WHAT YOU HAVE TO DO: Restate the entries word for word, omitting nothing.

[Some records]

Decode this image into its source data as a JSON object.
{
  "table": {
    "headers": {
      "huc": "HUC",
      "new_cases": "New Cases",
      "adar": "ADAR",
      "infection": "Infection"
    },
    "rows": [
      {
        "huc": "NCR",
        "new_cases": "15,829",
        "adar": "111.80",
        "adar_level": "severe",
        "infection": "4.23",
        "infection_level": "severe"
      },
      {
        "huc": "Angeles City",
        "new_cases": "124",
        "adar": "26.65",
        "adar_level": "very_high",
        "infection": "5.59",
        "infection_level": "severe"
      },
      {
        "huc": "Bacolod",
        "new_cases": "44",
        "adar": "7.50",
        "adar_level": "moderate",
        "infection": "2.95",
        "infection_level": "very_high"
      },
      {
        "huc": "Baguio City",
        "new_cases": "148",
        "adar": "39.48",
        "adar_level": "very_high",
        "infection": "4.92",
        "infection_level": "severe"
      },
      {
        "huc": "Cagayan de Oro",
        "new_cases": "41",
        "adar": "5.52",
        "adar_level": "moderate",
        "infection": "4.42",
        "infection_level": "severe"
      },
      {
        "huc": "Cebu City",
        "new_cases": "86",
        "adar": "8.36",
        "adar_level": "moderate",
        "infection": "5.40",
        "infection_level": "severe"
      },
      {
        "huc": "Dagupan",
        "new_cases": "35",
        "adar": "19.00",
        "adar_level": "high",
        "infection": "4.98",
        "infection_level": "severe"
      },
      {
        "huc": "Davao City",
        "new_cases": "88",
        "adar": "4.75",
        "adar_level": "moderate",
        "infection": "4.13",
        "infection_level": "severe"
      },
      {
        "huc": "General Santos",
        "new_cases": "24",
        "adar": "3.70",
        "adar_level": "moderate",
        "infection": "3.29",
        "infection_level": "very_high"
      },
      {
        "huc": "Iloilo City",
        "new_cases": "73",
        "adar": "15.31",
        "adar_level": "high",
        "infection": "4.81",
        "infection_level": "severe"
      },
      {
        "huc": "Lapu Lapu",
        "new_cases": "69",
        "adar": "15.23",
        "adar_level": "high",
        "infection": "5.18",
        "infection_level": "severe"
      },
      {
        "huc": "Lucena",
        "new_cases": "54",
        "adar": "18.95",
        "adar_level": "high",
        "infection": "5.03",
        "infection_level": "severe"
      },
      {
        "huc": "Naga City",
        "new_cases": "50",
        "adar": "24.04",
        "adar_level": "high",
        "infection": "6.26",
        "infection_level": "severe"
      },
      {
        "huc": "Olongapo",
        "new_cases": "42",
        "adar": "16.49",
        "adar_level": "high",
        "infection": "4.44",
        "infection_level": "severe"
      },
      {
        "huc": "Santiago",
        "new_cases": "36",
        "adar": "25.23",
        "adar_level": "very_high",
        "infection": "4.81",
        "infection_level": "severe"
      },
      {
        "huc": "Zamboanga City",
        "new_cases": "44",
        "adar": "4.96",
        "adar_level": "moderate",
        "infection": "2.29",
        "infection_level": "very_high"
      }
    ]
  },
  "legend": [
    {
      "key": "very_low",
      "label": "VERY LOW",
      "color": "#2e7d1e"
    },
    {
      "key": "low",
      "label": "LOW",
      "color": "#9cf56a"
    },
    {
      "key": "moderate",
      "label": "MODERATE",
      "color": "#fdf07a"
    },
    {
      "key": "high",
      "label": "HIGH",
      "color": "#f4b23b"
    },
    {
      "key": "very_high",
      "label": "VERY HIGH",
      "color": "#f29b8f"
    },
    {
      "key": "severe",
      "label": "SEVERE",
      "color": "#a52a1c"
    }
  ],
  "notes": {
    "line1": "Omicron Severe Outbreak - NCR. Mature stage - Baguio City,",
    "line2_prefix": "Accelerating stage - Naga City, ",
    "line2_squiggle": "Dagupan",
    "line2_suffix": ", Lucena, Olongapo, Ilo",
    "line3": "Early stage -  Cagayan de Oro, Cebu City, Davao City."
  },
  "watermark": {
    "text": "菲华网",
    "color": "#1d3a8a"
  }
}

FINISHED EXERCISE:
Decode this image into its source data as a JSON object.
{
  "table": {
    "headers": {
      "huc": "HUC",
      "new_cases": "New Cases",
      "adar": "ADAR",
      "infection": "Infection"
    },
    "rows": [
      {
        "huc": "NCR",
        "new_cases": "15,829",
        "adar": "111.80",
        "adar_level": "severe",
        "infection": "4.23",
        "infection_level": "severe"
      },
      {
        "huc": "Angeles City",
        "new_cases": "124",
        "adar": "26.65",
        "adar_level": "very_high",
        "infection": "5.59",
        "infection_level": "severe"
      },
      {
        "huc": "Bacolod",
        "new_cases": "44",
        "adar": "7.50",
        "adar_level": "moderate",
        "infection": "2.95",
        "infection_level": "very_high"
      },
      {
        "huc": "Baguio City",
        "new_cases": "148",
        "adar": "39.48",
        "adar_level": "very_high",
        "infection": "4.92",
        "infection_level": "severe"
      },
      {
        "huc": "Cagayan de Oro",
        "new_cases": "41",
        "adar": "5.52",
        "adar_level": "moderate",
        "infection": "4.42",
        "infection_level": "severe"
      },
      {
        "huc": "Cebu City",
        "new_cases": "86",
        "adar": "8.36",
        "adar_level": "moderate",
        "infection": "5.40",
        "infection_level": "severe"
      },
      {
        "huc": "Dagupan",
        "new_cases": "35",
        "adar": "19.00",
        "adar_level": "high",
        "infection": "4.98",
        "infection_level": "severe"
      },
      {
        "huc": "Davao City",
        "new_cases": "88",
        "adar": "4.75",
        "adar_level": "moderate",
        "infection": "4.13",
        "infection_level": "severe"
      },
      {
        "huc": "General Santos",
        "new_cases": "24",
        "adar": "3.70",
        "adar_level": "moderate",
        "infection": "3.29",
        "infection_level": "very_high"
      },
      {
        "huc": "Iloilo City",
        "new_cases": "73",
        "adar": "15.31",
        "adar_level": "high",
        "infection": "4.81",
        "infection_level": "severe"
      },
      {
        "huc": "Lapu Lapu",
        "new_cases": "69",
        "adar": "15.23",
        "adar_level": "high",
        "infection": "5.18",
        "infection_level": "severe"
      },
      {
        "huc": "Lucena",
        "new_cases": "54",
        "adar": "18.95",
        "adar_level": "high",
        "infection": "5.03",
        "infection_level": "severe"
      },
      {
        "huc": "Naga City",
        "new_cases": "50",
        "adar": "24.04",
        "adar_level": "high",
        "infection": "6.26",
        "infection_level": "severe"
      },
      {
        "huc": "Olongapo",
        "new_cases": "42",
        "adar": "16.49",
        "adar_level": "high",
        "infection": "4.44",
        "infection_level": "severe"
      },
      {
        "huc": "Santiago",
        "new_cases": "36",
        "adar": "25.23",
        "adar_level": "very_high",
        "infection": "4.81",
        "infection_level": "severe"
      },
      {
        "huc": "Zamboanga City",
        "new_cases": "44",
        "adar": "4.96",
        "adar_level": "moderate",
        "infection": "2.29",
        "infection_level": "very_high"
      }
    ]
  },
  "legend": [
    {
      "key": "very_low",
      "label": "VERY LOW",
      "color": "#2e7d1e"
    },
    {
      "key": "low",
      "label": "LOW",
      "color": "#9cf56a"
    },
    {
      "key": "moderate",
      "label": "MODERATE",
      "color": "#fdf07a"
    },
    {
      "key": "high",
      "label": "HIGH",
      "color": "#f4b23b"
    },
    {
      "key": "very_high",
      "label": "VERY HIGH",
      "color": "#f29b8f"
    },
    {
      "key": "severe",
      "label": "SEVERE",
      "color": "#a52a1c"
    }
  ],
  "notes": {
    "line1": "Omicron Severe Outbreak - NCR. Mature stage - Baguio City,",
    "line2_prefix": "Accelerating stage - Naga City, ",
    "line2_squiggle": "Dagupan",
    "line2_suffix": ", Lucena, Olongapo, Ilo",
    "line3": "Early stage -  Cagayan de Oro, Cebu City, Davao City."
  },
  "watermark": {
    "text": "菲华网",
    "color": "#1d3a8a"
  }
}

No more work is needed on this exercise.